Write out all of the records precisely. Skip anything that is a picture.
---- RAW DATA
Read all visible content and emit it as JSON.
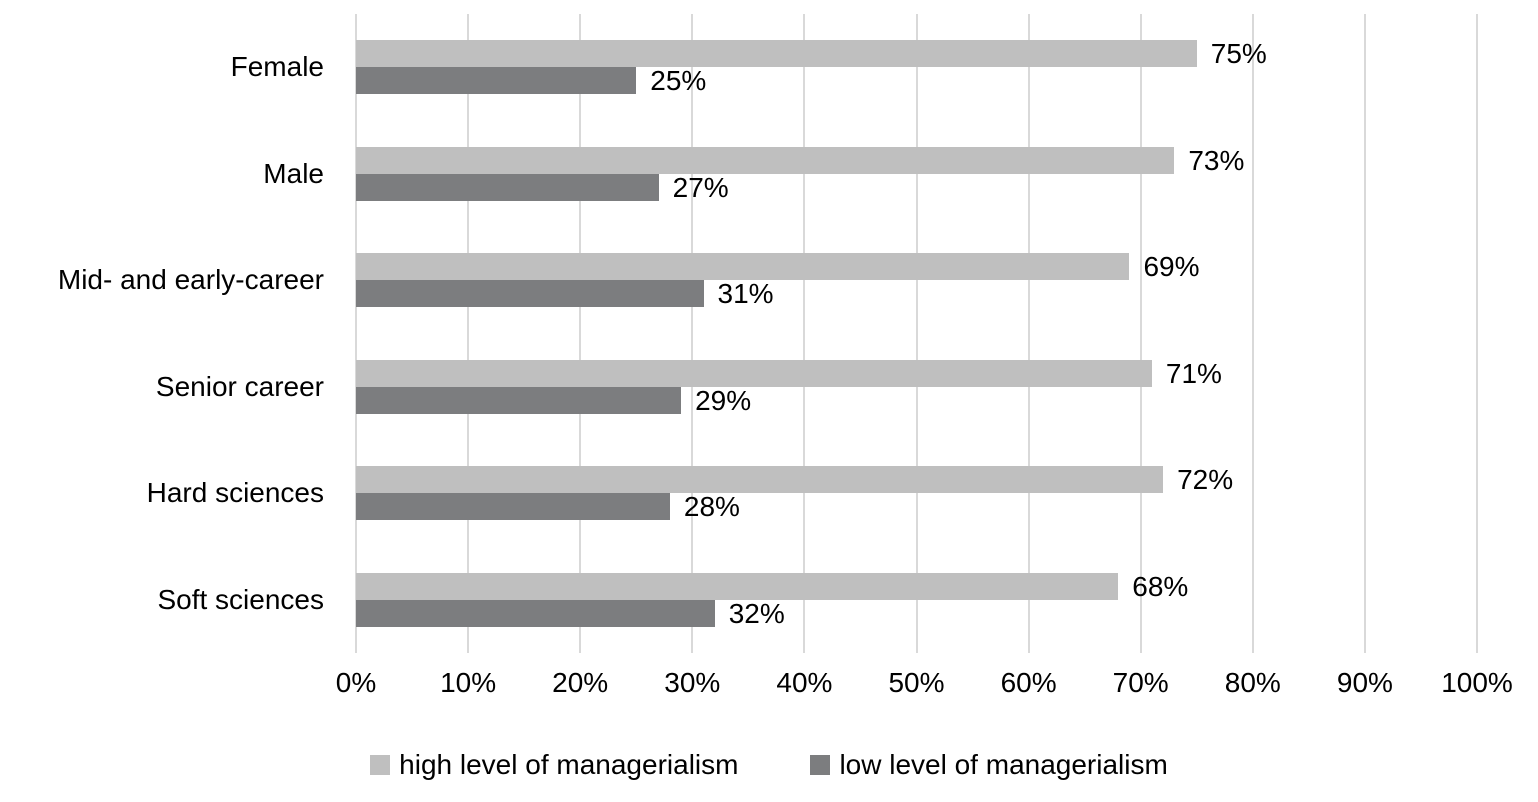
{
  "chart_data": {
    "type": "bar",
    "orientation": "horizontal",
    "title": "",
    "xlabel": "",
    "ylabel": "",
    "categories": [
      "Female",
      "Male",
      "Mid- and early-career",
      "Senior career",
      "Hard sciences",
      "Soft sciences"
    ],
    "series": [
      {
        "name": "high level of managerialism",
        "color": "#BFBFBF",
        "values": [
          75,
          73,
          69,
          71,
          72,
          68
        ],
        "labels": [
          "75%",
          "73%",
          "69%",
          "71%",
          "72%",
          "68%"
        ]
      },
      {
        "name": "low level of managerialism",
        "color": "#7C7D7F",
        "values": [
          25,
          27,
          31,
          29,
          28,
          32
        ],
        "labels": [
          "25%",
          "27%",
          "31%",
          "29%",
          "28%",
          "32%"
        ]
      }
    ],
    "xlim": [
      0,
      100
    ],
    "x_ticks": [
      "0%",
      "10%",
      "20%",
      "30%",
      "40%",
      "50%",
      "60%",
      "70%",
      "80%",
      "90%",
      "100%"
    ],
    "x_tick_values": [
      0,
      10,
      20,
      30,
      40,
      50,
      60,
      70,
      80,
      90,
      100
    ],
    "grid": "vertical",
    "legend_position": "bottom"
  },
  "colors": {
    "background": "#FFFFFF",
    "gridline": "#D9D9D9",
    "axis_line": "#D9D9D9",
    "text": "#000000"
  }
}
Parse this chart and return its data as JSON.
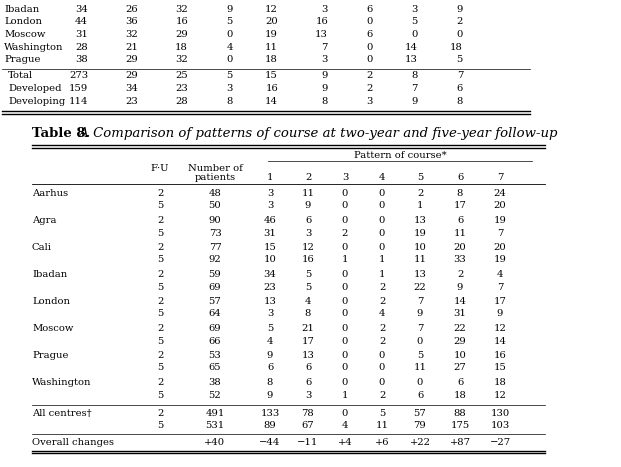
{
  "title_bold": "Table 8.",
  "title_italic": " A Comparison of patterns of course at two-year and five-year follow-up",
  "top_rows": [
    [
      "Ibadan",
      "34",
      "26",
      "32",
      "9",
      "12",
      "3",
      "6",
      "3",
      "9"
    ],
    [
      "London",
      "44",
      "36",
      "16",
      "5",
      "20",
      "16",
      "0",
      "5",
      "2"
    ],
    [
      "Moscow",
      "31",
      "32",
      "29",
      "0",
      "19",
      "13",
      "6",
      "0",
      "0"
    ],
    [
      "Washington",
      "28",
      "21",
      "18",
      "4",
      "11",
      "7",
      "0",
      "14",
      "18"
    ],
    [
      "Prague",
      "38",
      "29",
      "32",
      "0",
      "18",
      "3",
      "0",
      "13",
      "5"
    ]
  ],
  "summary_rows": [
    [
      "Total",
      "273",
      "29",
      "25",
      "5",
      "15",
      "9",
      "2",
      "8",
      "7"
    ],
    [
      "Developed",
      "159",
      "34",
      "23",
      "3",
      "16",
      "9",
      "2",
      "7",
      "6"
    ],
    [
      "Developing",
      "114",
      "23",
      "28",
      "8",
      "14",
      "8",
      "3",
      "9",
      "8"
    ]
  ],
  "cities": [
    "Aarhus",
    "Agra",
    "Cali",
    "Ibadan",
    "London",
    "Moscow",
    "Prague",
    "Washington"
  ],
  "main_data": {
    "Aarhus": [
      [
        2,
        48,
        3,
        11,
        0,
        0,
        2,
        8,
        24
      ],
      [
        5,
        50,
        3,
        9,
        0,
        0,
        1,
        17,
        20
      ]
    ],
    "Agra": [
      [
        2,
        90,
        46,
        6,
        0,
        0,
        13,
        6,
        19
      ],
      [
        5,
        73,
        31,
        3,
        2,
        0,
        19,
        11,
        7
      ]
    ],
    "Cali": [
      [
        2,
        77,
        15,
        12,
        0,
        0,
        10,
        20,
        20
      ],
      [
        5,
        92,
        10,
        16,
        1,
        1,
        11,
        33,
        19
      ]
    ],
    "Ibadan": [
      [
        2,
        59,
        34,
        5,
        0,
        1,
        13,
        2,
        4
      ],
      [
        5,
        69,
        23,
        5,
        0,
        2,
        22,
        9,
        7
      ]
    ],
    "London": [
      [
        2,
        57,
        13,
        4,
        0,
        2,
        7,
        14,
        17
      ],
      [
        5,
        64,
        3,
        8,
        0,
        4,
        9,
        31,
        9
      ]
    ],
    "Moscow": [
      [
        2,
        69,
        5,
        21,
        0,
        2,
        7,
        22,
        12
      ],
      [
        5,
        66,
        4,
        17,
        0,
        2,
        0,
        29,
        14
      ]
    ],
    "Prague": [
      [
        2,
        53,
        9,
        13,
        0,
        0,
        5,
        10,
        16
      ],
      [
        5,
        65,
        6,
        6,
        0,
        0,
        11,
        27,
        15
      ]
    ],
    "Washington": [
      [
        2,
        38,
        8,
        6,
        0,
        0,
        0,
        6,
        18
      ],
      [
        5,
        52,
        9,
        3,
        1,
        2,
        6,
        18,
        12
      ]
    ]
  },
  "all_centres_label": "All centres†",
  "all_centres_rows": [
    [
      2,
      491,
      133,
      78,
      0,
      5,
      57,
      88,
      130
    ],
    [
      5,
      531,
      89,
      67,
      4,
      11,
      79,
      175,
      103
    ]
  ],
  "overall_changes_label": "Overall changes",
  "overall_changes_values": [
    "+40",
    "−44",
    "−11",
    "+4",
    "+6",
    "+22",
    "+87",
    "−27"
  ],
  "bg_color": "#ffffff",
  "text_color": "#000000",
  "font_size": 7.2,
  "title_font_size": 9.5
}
--------
ANSWER BELOW:
Read all visible content and emit it as JSON.
{
  "chart_data": {
    "type": "bar",
    "orientation": "horizontal",
    "title": "",
    "xlabel": "",
    "ylabel": "",
    "categories": [
      "Female",
      "Male",
      "Mid- and early-career",
      "Senior career",
      "Hard sciences",
      "Soft sciences"
    ],
    "series": [
      {
        "name": "high level of managerialism",
        "color": "#BFBFBF",
        "values": [
          75,
          73,
          69,
          71,
          72,
          68
        ],
        "labels": [
          "75%",
          "73%",
          "69%",
          "71%",
          "72%",
          "68%"
        ]
      },
      {
        "name": "low level of managerialism",
        "color": "#7C7D7F",
        "values": [
          25,
          27,
          31,
          29,
          28,
          32
        ],
        "labels": [
          "25%",
          "27%",
          "31%",
          "29%",
          "28%",
          "32%"
        ]
      }
    ],
    "xlim": [
      0,
      100
    ],
    "x_ticks": [
      "0%",
      "10%",
      "20%",
      "30%",
      "40%",
      "50%",
      "60%",
      "70%",
      "80%",
      "90%",
      "100%"
    ],
    "x_tick_values": [
      0,
      10,
      20,
      30,
      40,
      50,
      60,
      70,
      80,
      90,
      100
    ],
    "grid": "vertical",
    "legend_position": "bottom"
  },
  "colors": {
    "background": "#FFFFFF",
    "gridline": "#D9D9D9",
    "axis_line": "#D9D9D9",
    "text": "#000000"
  }
}
Parse this chart and return its data as JSON.
{
  "title_bold": "Table 8.",
  "title_italic": " A Comparison of patterns of course at two-year and five-year follow-up",
  "top_rows": [
    [
      "Ibadan",
      "34",
      "26",
      "32",
      "9",
      "12",
      "3",
      "6",
      "3",
      "9"
    ],
    [
      "London",
      "44",
      "36",
      "16",
      "5",
      "20",
      "16",
      "0",
      "5",
      "2"
    ],
    [
      "Moscow",
      "31",
      "32",
      "29",
      "0",
      "19",
      "13",
      "6",
      "0",
      "0"
    ],
    [
      "Washington",
      "28",
      "21",
      "18",
      "4",
      "11",
      "7",
      "0",
      "14",
      "18"
    ],
    [
      "Prague",
      "38",
      "29",
      "32",
      "0",
      "18",
      "3",
      "0",
      "13",
      "5"
    ]
  ],
  "summary_rows": [
    [
      "Total",
      "273",
      "29",
      "25",
      "5",
      "15",
      "9",
      "2",
      "8",
      "7"
    ],
    [
      "Developed",
      "159",
      "34",
      "23",
      "3",
      "16",
      "9",
      "2",
      "7",
      "6"
    ],
    [
      "Developing",
      "114",
      "23",
      "28",
      "8",
      "14",
      "8",
      "3",
      "9",
      "8"
    ]
  ],
  "cities": [
    "Aarhus",
    "Agra",
    "Cali",
    "Ibadan",
    "London",
    "Moscow",
    "Prague",
    "Washington"
  ],
  "main_data": {
    "Aarhus": [
      [
        2,
        48,
        3,
        11,
        0,
        0,
        2,
        8,
        24
      ],
      [
        5,
        50,
        3,
        9,
        0,
        0,
        1,
        17,
        20
      ]
    ],
    "Agra": [
      [
        2,
        90,
        46,
        6,
        0,
        0,
        13,
        6,
        19
      ],
      [
        5,
        73,
        31,
        3,
        2,
        0,
        19,
        11,
        7
      ]
    ],
    "Cali": [
      [
        2,
        77,
        15,
        12,
        0,
        0,
        10,
        20,
        20
      ],
      [
        5,
        92,
        10,
        16,
        1,
        1,
        11,
        33,
        19
      ]
    ],
    "Ibadan": [
      [
        2,
        59,
        34,
        5,
        0,
        1,
        13,
        2,
        4
      ],
      [
        5,
        69,
        23,
        5,
        0,
        2,
        22,
        9,
        7
      ]
    ],
    "London": [
      [
        2,
        57,
        13,
        4,
        0,
        2,
        7,
        14,
        17
      ],
      [
        5,
        64,
        3,
        8,
        0,
        4,
        9,
        31,
        9
      ]
    ],
    "Moscow": [
      [
        2,
        69,
        5,
        21,
        0,
        2,
        7,
        22,
        12
      ],
      [
        5,
        66,
        4,
        17,
        0,
        2,
        0,
        29,
        14
      ]
    ],
    "Prague": [
      [
        2,
        53,
        9,
        13,
        0,
        0,
        5,
        10,
        16
      ],
      [
        5,
        65,
        6,
        6,
        0,
        0,
        11,
        27,
        15
      ]
    ],
    "Washington": [
      [
        2,
        38,
        8,
        6,
        0,
        0,
        0,
        6,
        18
      ],
      [
        5,
        52,
        9,
        3,
        1,
        2,
        6,
        18,
        12
      ]
    ]
  },
  "all_centres_label": "All centres†",
  "all_centres_rows": [
    [
      2,
      491,
      133,
      78,
      0,
      5,
      57,
      88,
      130
    ],
    [
      5,
      531,
      89,
      67,
      4,
      11,
      79,
      175,
      103
    ]
  ],
  "overall_changes_label": "Overall changes",
  "overall_changes_values": [
    "+40",
    "−44",
    "−11",
    "+4",
    "+6",
    "+22",
    "+87",
    "−27"
  ],
  "bg_color": "#ffffff",
  "text_color": "#000000",
  "font_size": 7.2,
  "title_font_size": 9.5
}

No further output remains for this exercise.